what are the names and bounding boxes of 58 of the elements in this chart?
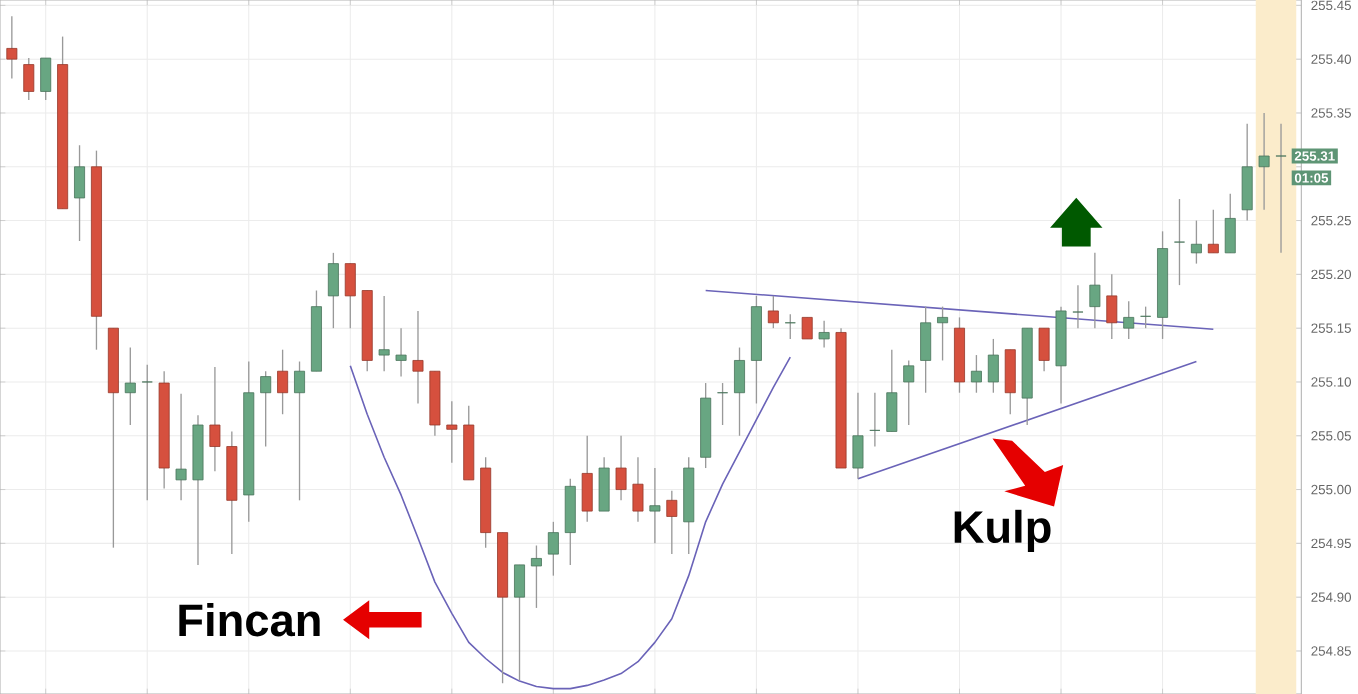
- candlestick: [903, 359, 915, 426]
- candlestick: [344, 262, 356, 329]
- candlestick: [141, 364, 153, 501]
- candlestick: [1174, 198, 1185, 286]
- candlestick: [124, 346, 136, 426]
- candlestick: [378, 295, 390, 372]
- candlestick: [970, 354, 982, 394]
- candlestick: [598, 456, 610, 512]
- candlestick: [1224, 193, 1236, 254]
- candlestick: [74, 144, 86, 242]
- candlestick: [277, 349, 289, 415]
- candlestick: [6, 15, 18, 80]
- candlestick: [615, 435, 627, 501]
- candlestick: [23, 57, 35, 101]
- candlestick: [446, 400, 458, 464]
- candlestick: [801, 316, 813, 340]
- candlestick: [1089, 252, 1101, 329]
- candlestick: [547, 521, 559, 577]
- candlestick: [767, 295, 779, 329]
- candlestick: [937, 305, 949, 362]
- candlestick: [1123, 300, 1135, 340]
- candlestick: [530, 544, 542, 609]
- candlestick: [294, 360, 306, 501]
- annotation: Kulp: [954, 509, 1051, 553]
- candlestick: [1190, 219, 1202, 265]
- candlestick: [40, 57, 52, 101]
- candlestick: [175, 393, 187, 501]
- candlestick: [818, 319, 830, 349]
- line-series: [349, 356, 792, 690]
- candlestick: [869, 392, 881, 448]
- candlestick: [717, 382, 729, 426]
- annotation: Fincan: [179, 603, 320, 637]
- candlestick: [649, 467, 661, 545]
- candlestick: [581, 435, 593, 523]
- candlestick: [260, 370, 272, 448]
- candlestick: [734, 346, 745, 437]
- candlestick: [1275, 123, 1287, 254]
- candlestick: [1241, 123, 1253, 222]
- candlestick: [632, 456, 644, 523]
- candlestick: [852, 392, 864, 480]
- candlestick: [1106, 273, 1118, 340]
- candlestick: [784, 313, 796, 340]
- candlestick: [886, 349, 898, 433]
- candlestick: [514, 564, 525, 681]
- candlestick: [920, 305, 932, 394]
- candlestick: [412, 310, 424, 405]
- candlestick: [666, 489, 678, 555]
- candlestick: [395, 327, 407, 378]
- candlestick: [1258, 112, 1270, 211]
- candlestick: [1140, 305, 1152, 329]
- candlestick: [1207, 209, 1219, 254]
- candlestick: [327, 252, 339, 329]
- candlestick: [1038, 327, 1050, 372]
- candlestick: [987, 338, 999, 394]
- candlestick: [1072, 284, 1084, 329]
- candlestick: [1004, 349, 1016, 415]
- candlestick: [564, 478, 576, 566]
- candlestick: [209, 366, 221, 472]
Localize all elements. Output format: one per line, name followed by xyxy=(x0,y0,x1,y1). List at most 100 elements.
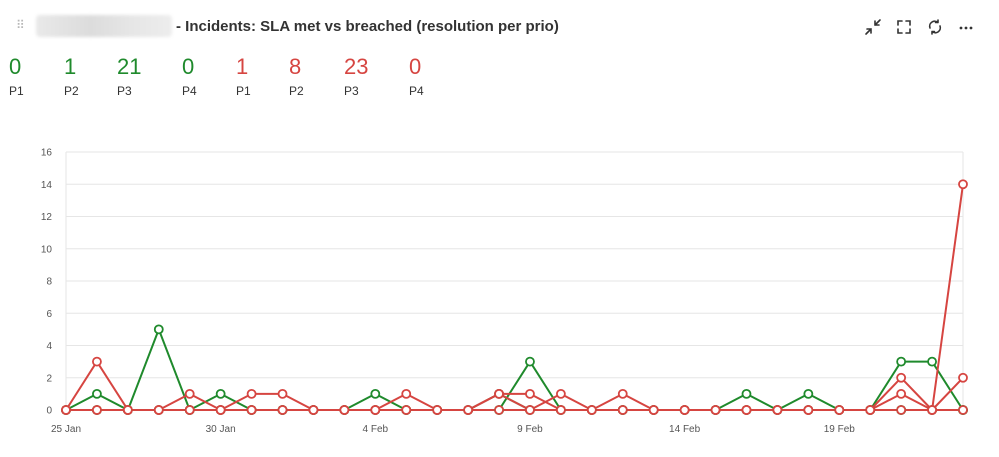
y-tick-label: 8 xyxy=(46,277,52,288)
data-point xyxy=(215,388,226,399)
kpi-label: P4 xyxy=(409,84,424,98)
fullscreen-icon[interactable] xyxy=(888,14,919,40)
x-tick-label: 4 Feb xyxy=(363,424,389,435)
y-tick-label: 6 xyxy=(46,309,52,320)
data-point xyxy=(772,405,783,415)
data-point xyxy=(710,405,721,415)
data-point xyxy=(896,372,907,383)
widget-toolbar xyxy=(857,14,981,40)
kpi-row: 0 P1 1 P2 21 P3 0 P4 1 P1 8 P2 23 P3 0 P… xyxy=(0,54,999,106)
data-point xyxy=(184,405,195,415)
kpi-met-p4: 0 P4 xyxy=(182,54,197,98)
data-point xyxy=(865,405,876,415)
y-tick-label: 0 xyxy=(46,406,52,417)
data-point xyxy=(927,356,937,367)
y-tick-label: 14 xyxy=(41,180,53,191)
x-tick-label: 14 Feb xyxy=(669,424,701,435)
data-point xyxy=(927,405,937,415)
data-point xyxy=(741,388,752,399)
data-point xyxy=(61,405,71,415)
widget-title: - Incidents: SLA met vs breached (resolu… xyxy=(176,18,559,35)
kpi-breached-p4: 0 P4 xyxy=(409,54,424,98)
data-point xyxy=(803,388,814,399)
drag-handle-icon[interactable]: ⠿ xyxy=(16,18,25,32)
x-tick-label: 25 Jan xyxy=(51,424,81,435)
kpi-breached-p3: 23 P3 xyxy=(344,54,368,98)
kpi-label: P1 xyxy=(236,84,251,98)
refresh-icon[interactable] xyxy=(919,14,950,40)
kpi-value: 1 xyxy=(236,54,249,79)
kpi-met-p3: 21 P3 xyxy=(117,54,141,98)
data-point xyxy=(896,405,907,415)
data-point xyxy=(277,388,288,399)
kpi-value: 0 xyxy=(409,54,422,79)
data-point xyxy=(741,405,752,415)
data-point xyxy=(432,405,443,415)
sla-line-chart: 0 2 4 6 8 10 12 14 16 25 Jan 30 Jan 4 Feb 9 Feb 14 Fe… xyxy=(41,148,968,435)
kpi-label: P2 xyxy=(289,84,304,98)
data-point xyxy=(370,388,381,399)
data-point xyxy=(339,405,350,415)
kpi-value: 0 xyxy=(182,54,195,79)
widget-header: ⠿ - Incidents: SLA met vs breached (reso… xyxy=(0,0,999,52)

————

> [Aim of the exercise] Reproduce all the items above line for line, with no changes, and leave the pictures out.

> [Answer for this exercise]
what are the names and bounding boxes of 58 of the elements in this chart?
- candlestick: [903, 359, 915, 426]
- candlestick: [344, 262, 356, 329]
- candlestick: [141, 364, 153, 501]
- candlestick: [1174, 198, 1185, 286]
- candlestick: [124, 346, 136, 426]
- candlestick: [378, 295, 390, 372]
- candlestick: [970, 354, 982, 394]
- candlestick: [598, 456, 610, 512]
- candlestick: [1224, 193, 1236, 254]
- candlestick: [74, 144, 86, 242]
- candlestick: [277, 349, 289, 415]
- candlestick: [6, 15, 18, 80]
- candlestick: [615, 435, 627, 501]
- candlestick: [23, 57, 35, 101]
- candlestick: [446, 400, 458, 464]
- candlestick: [801, 316, 813, 340]
- candlestick: [1089, 252, 1101, 329]
- candlestick: [547, 521, 559, 577]
- candlestick: [767, 295, 779, 329]
- candlestick: [937, 305, 949, 362]
- candlestick: [1123, 300, 1135, 340]
- candlestick: [530, 544, 542, 609]
- candlestick: [294, 360, 306, 501]
- annotation: Kulp: [954, 509, 1051, 553]
- candlestick: [1190, 219, 1202, 265]
- candlestick: [40, 57, 52, 101]
- candlestick: [175, 393, 187, 501]
- candlestick: [818, 319, 830, 349]
- line-series: [349, 356, 792, 690]
- candlestick: [869, 392, 881, 448]
- candlestick: [717, 382, 729, 426]
- annotation: Fincan: [179, 603, 320, 637]
- candlestick: [649, 467, 661, 545]
- candlestick: [581, 435, 593, 523]
- candlestick: [260, 370, 272, 448]
- candlestick: [734, 346, 745, 437]
- candlestick: [1275, 123, 1287, 254]
- candlestick: [1241, 123, 1253, 222]
- candlestick: [632, 456, 644, 523]
- candlestick: [852, 392, 864, 480]
- candlestick: [1106, 273, 1118, 340]
- candlestick: [784, 313, 796, 340]
- candlestick: [886, 349, 898, 433]
- candlestick: [514, 564, 525, 681]
- candlestick: [920, 305, 932, 394]
- candlestick: [412, 310, 424, 405]
- candlestick: [666, 489, 678, 555]
- candlestick: [395, 327, 407, 378]
- candlestick: [1258, 112, 1270, 211]
- candlestick: [1140, 305, 1152, 329]
- candlestick: [1207, 209, 1219, 254]
- candlestick: [327, 252, 339, 329]
- candlestick: [1038, 327, 1050, 372]
- candlestick: [987, 338, 999, 394]
- candlestick: [1072, 284, 1084, 329]
- candlestick: [1004, 349, 1016, 415]
- candlestick: [564, 478, 576, 566]
- candlestick: [209, 366, 221, 472]
Localize all elements. Output format: one per line, name followed by xyxy=(x0,y0,x1,y1). List at most 100 elements.
y-tick-label: 8 xyxy=(46,277,52,288)
data-point xyxy=(215,388,226,399)
kpi-label: P4 xyxy=(409,84,424,98)
fullscreen-icon[interactable] xyxy=(888,14,919,40)
x-tick-label: 4 Feb xyxy=(363,424,389,435)
y-tick-label: 6 xyxy=(46,309,52,320)
data-point xyxy=(772,405,783,415)
data-point xyxy=(710,405,721,415)
data-point xyxy=(896,372,907,383)
widget-toolbar xyxy=(857,14,981,40)
kpi-row: 0 P1 1 P2 21 P3 0 P4 1 P1 8 P2 23 P3 0 P… xyxy=(0,54,999,106)
data-point xyxy=(184,405,195,415)
kpi-met-p4: 0 P4 xyxy=(182,54,197,98)
data-point xyxy=(865,405,876,415)
y-tick-label: 0 xyxy=(46,406,52,417)
data-point xyxy=(927,356,937,367)
y-tick-label: 14 xyxy=(41,180,53,191)
x-tick-label: 14 Feb xyxy=(669,424,701,435)
data-point xyxy=(927,405,937,415)
data-point xyxy=(741,388,752,399)
data-point xyxy=(61,405,71,415)
widget-title: - Incidents: SLA met vs breached (resolu… xyxy=(176,18,559,35)
kpi-breached-p4: 0 P4 xyxy=(409,54,424,98)
data-point xyxy=(803,388,814,399)
drag-handle-icon[interactable]: ⠿ xyxy=(16,18,25,32)
x-tick-label: 25 Jan xyxy=(51,424,81,435)
kpi-breached-p3: 23 P3 xyxy=(344,54,368,98)
kpi-label: P1 xyxy=(236,84,251,98)
refresh-icon[interactable] xyxy=(919,14,950,40)
kpi-value: 1 xyxy=(236,54,249,79)
kpi-met-p3: 21 P3 xyxy=(117,54,141,98)
data-point xyxy=(896,405,907,415)
data-point xyxy=(277,388,288,399)
kpi-value: 0 xyxy=(409,54,422,79)
data-point xyxy=(741,405,752,415)
data-point xyxy=(432,405,443,415)
sla-line-chart: 0 2 4 6 8 10 12 14 16 25 Jan 30 Jan 4 Feb 9 Feb 14 Fe… xyxy=(41,148,968,435)
kpi-label: P2 xyxy=(289,84,304,98)
data-point xyxy=(370,388,381,399)
data-point xyxy=(339,405,350,415)
kpi-value: 0 xyxy=(182,54,195,79)
widget-header: ⠿ - Incidents: SLA met vs breached (reso… xyxy=(0,0,999,52)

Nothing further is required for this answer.